DIRECTIVE
Select the lines below containing the word "name".

BEGIN RECORDS SHOWN

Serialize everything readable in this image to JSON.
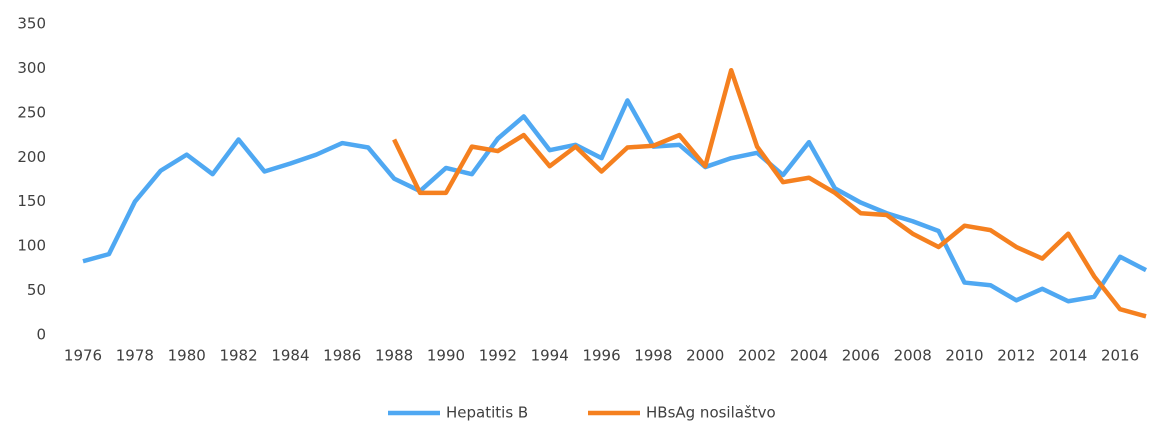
{
  "chart_data": {
    "type": "line",
    "categories": [
      "1976",
      null,
      "1978",
      null,
      "1980",
      null,
      "1982",
      null,
      "1984",
      null,
      "1986",
      null,
      "1988",
      null,
      "1990",
      null,
      "1992",
      null,
      "1994",
      null,
      "1996",
      null,
      "1998",
      null,
      "2000",
      null,
      "2002",
      null,
      "2004",
      null,
      "2006",
      null,
      "2008",
      null,
      "2010",
      null,
      "2012",
      null,
      "2014",
      null,
      "2016",
      null
    ],
    "series": [
      {
        "name": "Hepatitis B",
        "color": "#4fa8f2",
        "values": [
          83,
          91,
          150,
          185,
          203,
          181,
          220,
          184,
          193,
          203,
          216,
          211,
          176,
          162,
          188,
          181,
          221,
          246,
          208,
          214,
          199,
          264,
          212,
          214,
          189,
          199,
          205,
          180,
          217,
          165,
          149,
          137,
          128,
          117,
          59,
          56,
          39,
          52,
          38,
          43,
          88,
          73
        ]
      },
      {
        "name": "HBsAg nosilaštvo",
        "color": "#f5801f",
        "values": [
          null,
          null,
          null,
          null,
          null,
          null,
          null,
          null,
          null,
          null,
          null,
          null,
          220,
          160,
          160,
          212,
          207,
          225,
          190,
          212,
          184,
          211,
          213,
          225,
          190,
          298,
          212,
          172,
          177,
          160,
          137,
          135,
          114,
          99,
          123,
          118,
          99,
          86,
          114,
          66,
          29,
          21
        ]
      }
    ],
    "ylim": [
      0,
      350
    ],
    "yticks": [
      0,
      50,
      100,
      150,
      200,
      250,
      300,
      350
    ],
    "grid": false,
    "legend": "bottom"
  }
}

END RECORDS SHOWN

FULL RESPONSE
        "name": "Hepatitis B",
        "name": "HBsAg nosilaštvo",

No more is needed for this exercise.